PROBLEM DESCRIPTION
How many lines in the listing below contain the word "view"? Reply with the count alone.

RECORDS FOR PROCESSING

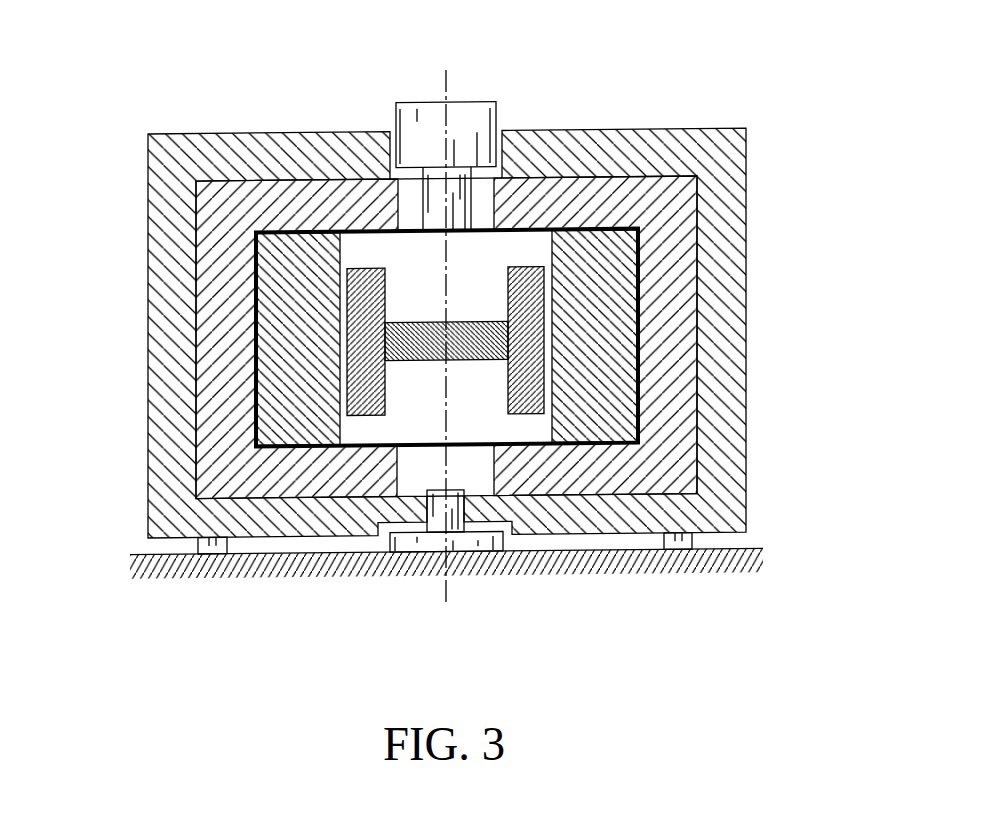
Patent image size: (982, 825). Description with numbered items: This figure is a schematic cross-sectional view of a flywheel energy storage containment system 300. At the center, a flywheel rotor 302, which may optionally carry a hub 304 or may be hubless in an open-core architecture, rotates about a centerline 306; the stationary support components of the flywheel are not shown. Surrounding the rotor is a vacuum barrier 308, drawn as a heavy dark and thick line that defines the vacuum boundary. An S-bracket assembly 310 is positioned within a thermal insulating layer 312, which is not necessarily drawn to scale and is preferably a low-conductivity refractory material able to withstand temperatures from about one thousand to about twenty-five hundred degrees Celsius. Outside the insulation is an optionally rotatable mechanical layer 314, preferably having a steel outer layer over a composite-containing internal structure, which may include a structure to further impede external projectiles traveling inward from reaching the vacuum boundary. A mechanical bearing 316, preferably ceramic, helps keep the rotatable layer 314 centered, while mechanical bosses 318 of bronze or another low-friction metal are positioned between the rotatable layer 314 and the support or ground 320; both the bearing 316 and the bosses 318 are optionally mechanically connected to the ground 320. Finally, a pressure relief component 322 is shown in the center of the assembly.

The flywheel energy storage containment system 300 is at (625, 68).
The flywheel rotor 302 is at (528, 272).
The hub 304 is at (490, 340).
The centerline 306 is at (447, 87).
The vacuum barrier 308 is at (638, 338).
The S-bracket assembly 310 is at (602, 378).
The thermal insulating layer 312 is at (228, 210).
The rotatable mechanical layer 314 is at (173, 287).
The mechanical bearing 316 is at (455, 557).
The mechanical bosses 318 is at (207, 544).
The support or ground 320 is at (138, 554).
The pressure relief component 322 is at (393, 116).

EXERCISE SOLUTION
1